From the entries provided below, copy each line that contains the word "Plan".

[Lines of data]
##############################

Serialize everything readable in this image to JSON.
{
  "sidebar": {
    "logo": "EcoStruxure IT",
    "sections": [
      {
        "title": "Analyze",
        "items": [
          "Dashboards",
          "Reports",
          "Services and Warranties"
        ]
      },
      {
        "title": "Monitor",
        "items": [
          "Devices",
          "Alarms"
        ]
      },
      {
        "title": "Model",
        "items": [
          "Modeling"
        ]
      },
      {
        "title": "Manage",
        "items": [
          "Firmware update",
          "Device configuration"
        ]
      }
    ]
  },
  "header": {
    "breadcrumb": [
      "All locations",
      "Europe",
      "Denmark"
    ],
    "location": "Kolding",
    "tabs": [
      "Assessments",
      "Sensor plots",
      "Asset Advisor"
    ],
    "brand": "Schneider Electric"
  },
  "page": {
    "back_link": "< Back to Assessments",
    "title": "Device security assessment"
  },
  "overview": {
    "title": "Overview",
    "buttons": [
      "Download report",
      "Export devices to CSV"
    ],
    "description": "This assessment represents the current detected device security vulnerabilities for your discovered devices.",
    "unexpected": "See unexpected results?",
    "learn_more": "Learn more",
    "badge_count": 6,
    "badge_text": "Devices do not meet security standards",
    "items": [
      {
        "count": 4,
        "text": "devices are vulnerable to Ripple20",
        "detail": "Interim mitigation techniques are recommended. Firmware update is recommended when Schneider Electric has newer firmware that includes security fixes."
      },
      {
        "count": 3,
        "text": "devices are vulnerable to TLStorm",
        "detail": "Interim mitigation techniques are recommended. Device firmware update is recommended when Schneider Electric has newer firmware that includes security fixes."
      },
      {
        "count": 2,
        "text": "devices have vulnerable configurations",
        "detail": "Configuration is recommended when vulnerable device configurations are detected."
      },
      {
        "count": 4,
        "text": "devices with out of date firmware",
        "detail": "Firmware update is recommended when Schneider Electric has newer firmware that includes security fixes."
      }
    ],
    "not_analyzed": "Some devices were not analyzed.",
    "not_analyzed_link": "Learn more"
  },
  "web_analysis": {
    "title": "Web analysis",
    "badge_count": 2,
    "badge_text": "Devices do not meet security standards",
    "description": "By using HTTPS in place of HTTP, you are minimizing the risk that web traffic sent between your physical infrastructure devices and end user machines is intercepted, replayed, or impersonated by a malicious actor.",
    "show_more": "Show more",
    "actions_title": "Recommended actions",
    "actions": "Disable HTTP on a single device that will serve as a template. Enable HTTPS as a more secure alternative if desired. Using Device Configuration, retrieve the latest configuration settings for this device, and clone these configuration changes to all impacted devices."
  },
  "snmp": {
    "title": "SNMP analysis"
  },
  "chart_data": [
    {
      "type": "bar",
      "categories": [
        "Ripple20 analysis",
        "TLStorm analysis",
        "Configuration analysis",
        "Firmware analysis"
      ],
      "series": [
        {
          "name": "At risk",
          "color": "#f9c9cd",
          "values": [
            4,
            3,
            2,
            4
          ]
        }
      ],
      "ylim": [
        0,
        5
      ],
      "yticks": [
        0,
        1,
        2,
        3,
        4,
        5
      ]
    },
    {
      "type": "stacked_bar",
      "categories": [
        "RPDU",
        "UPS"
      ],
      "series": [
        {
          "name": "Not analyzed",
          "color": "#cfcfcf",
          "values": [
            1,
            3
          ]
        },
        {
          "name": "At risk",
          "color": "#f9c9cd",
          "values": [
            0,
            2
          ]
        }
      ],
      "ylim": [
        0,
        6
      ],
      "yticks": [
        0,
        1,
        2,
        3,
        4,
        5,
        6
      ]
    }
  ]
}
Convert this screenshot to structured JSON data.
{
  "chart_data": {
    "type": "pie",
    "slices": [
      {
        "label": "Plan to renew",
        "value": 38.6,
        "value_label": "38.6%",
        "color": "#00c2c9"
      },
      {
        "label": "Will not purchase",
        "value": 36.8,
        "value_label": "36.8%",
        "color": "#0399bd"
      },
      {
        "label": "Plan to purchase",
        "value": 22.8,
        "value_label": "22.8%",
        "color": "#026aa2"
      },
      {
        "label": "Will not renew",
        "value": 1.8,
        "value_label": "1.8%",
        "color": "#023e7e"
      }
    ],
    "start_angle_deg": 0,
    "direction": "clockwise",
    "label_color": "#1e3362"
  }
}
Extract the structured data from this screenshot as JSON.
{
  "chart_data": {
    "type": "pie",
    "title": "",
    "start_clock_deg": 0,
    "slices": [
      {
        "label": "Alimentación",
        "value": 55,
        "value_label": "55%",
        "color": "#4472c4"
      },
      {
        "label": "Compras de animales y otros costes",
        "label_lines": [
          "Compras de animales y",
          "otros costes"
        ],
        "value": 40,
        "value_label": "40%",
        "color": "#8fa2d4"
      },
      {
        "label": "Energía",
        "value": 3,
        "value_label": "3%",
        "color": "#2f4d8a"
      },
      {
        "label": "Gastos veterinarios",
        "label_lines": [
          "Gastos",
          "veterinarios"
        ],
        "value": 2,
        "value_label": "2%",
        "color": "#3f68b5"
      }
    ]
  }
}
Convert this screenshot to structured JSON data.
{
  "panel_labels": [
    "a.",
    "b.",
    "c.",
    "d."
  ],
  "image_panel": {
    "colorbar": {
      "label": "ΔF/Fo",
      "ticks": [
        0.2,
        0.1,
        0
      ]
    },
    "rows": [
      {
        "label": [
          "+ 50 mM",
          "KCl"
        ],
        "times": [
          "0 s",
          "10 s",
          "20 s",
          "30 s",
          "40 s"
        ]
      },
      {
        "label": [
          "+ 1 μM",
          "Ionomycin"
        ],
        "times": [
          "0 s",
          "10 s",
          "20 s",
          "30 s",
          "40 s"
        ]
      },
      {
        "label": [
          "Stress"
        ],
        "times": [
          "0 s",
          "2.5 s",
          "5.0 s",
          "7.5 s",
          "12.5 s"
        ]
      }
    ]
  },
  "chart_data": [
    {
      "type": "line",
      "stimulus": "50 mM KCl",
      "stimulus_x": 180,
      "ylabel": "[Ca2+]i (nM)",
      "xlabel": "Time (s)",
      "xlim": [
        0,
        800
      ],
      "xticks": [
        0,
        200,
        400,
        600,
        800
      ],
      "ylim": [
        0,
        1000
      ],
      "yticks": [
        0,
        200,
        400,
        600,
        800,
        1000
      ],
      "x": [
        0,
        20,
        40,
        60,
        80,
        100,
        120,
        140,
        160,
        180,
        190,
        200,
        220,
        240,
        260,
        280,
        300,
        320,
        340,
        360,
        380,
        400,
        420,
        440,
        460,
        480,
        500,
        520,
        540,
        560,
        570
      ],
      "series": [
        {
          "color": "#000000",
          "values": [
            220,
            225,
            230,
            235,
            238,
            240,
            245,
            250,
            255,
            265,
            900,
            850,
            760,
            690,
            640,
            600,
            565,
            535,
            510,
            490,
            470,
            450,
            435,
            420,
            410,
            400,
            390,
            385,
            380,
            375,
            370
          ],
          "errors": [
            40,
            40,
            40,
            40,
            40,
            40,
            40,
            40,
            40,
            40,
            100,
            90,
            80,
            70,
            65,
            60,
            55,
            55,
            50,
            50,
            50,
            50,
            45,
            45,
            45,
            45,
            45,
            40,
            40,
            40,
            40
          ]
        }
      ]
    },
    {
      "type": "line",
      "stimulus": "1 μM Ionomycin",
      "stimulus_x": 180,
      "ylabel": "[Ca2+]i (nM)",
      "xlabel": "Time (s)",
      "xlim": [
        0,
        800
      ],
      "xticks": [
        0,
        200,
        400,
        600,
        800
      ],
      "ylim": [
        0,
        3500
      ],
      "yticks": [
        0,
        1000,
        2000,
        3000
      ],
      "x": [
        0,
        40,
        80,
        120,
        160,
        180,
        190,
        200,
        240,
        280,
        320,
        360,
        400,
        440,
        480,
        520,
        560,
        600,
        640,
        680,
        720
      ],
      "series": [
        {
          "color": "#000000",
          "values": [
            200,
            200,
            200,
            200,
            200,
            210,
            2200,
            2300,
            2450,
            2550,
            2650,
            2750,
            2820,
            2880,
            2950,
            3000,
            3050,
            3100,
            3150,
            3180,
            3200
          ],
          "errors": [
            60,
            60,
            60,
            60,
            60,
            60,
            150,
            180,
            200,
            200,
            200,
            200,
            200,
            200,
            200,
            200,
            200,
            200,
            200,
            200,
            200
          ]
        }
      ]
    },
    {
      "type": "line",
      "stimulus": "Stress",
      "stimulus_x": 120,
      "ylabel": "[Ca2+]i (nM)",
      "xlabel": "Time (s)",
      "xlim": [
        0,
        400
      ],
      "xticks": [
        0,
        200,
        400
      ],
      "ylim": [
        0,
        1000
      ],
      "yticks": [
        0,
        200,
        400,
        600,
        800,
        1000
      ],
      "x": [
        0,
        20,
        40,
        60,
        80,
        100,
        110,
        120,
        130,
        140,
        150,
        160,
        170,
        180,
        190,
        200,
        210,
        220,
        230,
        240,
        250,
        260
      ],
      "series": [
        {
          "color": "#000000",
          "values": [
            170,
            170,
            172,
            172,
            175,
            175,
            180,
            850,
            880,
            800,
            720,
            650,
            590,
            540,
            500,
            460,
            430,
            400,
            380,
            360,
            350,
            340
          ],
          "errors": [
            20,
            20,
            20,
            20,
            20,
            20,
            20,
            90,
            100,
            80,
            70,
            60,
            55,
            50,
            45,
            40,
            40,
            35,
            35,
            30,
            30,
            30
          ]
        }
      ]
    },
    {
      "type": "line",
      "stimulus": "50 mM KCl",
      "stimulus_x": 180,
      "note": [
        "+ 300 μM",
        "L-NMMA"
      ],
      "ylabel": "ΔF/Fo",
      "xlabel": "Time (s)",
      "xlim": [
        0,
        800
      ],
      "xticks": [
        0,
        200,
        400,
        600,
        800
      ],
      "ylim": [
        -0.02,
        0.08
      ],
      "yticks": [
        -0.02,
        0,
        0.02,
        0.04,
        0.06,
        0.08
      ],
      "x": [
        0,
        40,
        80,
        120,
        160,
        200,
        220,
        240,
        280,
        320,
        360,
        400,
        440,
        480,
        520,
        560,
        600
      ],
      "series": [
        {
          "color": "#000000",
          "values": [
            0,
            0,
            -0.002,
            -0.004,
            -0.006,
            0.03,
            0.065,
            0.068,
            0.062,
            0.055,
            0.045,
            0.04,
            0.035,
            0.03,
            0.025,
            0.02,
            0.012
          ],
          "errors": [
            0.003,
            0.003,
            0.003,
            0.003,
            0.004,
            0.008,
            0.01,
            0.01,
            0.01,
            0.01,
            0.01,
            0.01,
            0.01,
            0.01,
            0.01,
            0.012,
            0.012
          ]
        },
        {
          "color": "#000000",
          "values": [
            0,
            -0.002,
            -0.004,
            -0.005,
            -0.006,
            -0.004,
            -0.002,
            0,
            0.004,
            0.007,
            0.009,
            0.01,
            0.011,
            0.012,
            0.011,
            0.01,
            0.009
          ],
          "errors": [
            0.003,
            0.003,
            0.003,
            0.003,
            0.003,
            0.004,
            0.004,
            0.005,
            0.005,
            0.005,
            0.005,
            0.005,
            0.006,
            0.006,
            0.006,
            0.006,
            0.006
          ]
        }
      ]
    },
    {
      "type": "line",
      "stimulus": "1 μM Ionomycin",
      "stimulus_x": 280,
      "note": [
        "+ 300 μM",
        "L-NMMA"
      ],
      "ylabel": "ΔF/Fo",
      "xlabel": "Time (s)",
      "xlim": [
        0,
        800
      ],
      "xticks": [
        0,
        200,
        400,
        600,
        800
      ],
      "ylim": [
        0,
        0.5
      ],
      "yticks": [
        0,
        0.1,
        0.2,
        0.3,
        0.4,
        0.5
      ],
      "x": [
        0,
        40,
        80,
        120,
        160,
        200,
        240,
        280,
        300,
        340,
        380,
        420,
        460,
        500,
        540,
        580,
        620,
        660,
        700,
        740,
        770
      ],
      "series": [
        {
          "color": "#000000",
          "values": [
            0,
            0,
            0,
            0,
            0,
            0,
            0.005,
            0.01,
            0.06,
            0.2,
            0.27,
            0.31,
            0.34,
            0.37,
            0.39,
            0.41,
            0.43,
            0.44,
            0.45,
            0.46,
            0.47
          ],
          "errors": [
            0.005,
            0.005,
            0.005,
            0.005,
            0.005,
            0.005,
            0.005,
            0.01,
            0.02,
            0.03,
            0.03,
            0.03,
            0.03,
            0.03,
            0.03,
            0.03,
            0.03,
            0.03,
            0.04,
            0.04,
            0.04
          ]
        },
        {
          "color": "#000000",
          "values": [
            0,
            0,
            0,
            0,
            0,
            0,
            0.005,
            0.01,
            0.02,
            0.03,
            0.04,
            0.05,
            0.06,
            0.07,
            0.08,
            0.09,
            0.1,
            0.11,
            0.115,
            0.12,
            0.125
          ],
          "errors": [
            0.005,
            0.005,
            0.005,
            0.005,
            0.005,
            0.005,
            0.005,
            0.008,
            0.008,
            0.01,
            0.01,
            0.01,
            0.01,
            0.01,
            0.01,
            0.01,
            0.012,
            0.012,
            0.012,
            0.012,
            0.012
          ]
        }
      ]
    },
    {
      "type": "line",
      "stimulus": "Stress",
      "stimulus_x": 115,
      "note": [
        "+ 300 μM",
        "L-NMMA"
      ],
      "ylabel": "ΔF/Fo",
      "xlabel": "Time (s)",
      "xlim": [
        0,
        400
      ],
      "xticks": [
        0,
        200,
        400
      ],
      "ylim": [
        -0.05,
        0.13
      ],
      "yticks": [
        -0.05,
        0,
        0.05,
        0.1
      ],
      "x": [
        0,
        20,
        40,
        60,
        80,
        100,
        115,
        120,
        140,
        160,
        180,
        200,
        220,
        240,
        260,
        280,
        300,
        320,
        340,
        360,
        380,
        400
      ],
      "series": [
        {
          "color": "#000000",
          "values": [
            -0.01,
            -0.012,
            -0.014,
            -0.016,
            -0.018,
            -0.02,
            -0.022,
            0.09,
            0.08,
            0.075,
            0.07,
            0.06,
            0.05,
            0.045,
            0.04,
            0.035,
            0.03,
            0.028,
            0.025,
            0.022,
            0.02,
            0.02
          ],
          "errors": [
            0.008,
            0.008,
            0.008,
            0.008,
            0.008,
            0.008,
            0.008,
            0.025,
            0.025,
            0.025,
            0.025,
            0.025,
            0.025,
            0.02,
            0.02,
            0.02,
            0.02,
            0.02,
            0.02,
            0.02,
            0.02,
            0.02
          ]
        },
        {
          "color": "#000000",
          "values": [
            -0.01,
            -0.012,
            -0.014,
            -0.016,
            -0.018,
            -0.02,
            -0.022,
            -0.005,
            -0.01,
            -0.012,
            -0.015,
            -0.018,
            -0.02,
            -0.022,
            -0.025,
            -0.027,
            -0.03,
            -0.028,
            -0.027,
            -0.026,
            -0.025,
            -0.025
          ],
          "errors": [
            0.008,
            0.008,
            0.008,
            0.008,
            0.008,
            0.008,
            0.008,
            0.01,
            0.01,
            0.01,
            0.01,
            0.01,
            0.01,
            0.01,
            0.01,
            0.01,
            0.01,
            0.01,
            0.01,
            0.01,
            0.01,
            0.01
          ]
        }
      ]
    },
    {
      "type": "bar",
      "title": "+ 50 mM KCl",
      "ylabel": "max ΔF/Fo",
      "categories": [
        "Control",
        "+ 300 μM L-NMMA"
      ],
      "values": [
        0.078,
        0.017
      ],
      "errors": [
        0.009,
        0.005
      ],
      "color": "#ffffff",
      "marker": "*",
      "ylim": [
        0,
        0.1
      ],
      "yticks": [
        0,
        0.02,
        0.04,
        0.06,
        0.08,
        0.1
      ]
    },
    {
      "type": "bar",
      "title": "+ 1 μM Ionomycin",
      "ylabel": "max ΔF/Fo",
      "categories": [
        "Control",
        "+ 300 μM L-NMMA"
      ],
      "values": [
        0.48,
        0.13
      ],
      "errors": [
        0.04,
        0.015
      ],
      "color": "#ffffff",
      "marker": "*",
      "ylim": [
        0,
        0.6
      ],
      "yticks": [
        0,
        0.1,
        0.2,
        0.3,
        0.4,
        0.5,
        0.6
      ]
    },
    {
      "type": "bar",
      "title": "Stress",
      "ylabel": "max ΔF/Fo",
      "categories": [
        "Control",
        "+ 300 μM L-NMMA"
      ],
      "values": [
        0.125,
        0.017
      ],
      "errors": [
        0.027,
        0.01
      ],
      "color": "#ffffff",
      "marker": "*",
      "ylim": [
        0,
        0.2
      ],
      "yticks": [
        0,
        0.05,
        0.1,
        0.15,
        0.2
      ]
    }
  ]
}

##############################

*Full output:*
        "label": "Plan to renew",
        "label": "Plan to purchase",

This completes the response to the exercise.